▶ **What you will do**
Work through the data line by line, gathering every line that has the word "ylabel".

Entries from a visual dataset:
·····

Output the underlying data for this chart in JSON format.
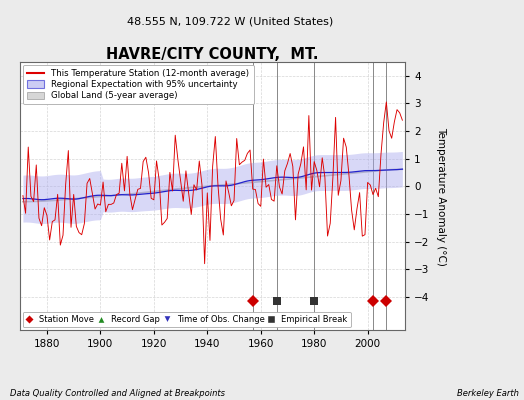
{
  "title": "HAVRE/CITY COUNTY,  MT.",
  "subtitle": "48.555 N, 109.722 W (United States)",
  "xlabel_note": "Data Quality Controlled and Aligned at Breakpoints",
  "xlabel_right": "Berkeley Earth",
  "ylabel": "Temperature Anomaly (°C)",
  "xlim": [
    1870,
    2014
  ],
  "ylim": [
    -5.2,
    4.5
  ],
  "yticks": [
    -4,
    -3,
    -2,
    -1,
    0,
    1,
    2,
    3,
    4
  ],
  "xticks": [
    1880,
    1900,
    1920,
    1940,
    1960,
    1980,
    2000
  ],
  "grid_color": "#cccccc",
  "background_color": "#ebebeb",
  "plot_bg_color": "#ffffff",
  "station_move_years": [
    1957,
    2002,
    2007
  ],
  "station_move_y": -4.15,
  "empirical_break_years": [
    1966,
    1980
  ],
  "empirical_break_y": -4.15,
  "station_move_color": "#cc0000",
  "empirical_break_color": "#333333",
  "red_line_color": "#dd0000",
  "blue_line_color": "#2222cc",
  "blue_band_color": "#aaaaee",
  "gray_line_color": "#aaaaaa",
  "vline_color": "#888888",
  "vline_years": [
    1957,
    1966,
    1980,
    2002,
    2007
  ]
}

·····

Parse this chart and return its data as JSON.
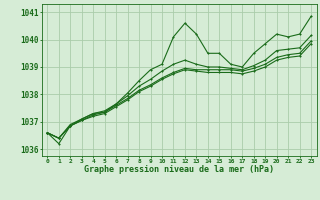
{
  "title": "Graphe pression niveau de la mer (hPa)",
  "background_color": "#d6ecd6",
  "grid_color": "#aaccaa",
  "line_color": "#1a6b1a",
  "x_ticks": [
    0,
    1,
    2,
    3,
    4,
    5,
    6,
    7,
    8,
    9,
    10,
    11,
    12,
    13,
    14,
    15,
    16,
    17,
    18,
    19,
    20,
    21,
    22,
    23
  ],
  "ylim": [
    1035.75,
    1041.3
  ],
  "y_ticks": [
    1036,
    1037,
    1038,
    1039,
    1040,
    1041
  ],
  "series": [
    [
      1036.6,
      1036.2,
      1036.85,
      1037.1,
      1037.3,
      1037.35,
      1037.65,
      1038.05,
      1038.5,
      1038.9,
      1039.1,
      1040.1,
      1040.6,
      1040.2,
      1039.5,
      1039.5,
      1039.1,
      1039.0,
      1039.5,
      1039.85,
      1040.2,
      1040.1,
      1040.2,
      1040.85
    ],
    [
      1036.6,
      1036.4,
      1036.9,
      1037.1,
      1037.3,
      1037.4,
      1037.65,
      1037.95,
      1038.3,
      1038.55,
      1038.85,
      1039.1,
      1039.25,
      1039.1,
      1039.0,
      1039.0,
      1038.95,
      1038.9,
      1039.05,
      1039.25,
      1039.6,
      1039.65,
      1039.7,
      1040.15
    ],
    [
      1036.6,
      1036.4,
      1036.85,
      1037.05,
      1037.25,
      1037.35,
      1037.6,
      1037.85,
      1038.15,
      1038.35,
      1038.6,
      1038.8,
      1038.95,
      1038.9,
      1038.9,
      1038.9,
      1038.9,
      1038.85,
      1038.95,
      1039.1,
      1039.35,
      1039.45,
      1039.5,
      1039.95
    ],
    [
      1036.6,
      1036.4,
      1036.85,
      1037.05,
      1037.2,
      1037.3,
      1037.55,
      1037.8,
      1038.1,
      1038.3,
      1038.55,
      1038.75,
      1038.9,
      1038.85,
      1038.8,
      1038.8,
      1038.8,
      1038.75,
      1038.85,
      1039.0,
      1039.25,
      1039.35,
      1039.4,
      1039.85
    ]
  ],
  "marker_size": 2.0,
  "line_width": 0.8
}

·····

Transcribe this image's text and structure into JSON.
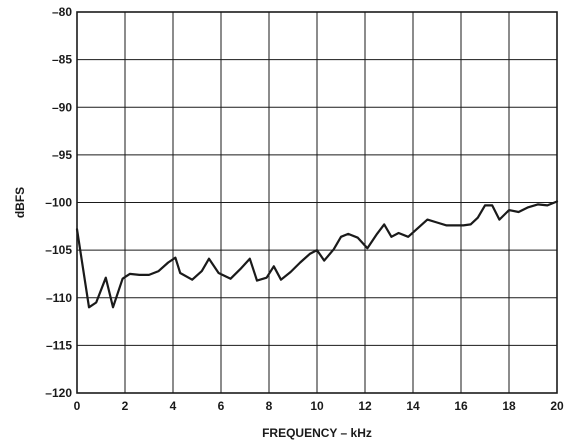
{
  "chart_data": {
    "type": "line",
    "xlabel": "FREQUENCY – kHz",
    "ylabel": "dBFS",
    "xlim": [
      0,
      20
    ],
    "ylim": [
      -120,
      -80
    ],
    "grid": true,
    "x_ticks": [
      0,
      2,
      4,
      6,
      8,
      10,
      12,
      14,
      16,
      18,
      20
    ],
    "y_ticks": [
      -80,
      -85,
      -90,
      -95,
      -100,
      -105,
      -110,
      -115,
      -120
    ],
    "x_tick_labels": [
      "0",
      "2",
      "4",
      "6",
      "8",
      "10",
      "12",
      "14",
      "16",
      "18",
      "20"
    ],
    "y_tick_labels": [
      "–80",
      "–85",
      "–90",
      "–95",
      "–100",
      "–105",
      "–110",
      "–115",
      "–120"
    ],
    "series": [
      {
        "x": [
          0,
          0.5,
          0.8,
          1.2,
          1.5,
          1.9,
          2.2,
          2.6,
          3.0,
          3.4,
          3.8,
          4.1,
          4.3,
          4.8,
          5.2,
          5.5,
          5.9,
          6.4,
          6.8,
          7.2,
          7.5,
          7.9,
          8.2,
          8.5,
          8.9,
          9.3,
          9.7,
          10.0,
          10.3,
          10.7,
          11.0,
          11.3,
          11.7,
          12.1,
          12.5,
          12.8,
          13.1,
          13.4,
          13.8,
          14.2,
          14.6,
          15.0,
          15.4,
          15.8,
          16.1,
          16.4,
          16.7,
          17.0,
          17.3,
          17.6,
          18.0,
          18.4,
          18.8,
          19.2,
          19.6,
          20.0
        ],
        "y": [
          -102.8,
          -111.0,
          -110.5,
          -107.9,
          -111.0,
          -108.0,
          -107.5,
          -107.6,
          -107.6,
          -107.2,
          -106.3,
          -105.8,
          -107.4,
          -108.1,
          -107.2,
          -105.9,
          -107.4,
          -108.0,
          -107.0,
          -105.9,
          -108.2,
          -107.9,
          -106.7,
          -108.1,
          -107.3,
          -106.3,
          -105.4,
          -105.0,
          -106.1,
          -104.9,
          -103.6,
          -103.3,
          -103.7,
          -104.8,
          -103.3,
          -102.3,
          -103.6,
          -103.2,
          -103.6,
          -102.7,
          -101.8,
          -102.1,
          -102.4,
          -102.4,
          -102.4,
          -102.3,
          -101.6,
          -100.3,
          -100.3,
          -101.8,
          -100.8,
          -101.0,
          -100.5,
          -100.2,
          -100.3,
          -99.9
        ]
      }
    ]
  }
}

·····

▶ **Task output**
  "ylabel": "Temperature Anomaly (°C)",
    "ylabel": "dBFS",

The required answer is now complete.